> _Recorded data_

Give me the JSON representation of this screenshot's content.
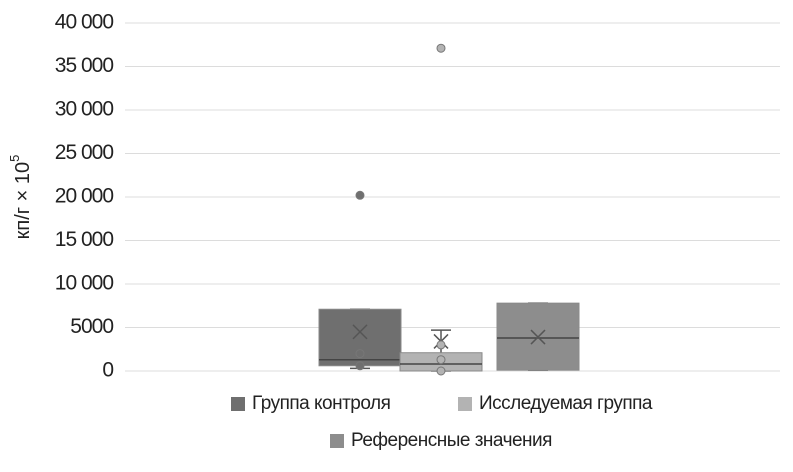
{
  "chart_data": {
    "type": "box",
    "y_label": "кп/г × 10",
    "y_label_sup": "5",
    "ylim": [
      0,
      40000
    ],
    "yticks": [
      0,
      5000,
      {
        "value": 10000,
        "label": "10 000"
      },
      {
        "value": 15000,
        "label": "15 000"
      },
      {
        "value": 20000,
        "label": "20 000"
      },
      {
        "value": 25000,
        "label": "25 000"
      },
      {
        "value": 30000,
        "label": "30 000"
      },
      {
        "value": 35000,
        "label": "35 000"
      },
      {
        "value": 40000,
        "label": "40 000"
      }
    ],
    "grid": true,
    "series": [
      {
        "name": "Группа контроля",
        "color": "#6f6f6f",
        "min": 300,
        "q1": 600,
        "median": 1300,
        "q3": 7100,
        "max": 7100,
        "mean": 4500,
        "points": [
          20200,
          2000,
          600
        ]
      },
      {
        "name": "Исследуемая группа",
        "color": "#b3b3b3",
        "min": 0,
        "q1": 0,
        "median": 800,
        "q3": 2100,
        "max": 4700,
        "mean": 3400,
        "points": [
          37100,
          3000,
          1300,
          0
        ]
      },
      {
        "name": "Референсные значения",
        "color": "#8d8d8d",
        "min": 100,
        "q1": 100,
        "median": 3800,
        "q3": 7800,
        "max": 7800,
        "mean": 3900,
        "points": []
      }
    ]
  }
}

> _Task details_
Repeat the material above in full and unchanged, minus its images.

> _Written response_
Give me the JSON representation of this screenshot's content.
{
  "chart_data": {
    "type": "box",
    "y_label": "кп/г × 10",
    "y_label_sup": "5",
    "ylim": [
      0,
      40000
    ],
    "yticks": [
      0,
      5000,
      {
        "value": 10000,
        "label": "10 000"
      },
      {
        "value": 15000,
        "label": "15 000"
      },
      {
        "value": 20000,
        "label": "20 000"
      },
      {
        "value": 25000,
        "label": "25 000"
      },
      {
        "value": 30000,
        "label": "30 000"
      },
      {
        "value": 35000,
        "label": "35 000"
      },
      {
        "value": 40000,
        "label": "40 000"
      }
    ],
    "grid": true,
    "series": [
      {
        "name": "Группа контроля",
        "color": "#6f6f6f",
        "min": 300,
        "q1": 600,
        "median": 1300,
        "q3": 7100,
        "max": 7100,
        "mean": 4500,
        "points": [
          20200,
          2000,
          600
        ]
      },
      {
        "name": "Исследуемая группа",
        "color": "#b3b3b3",
        "min": 0,
        "q1": 0,
        "median": 800,
        "q3": 2100,
        "max": 4700,
        "mean": 3400,
        "points": [
          37100,
          3000,
          1300,
          0
        ]
      },
      {
        "name": "Референсные значения",
        "color": "#8d8d8d",
        "min": 100,
        "q1": 100,
        "median": 3800,
        "q3": 7800,
        "max": 7800,
        "mean": 3900,
        "points": []
      }
    ]
  }
}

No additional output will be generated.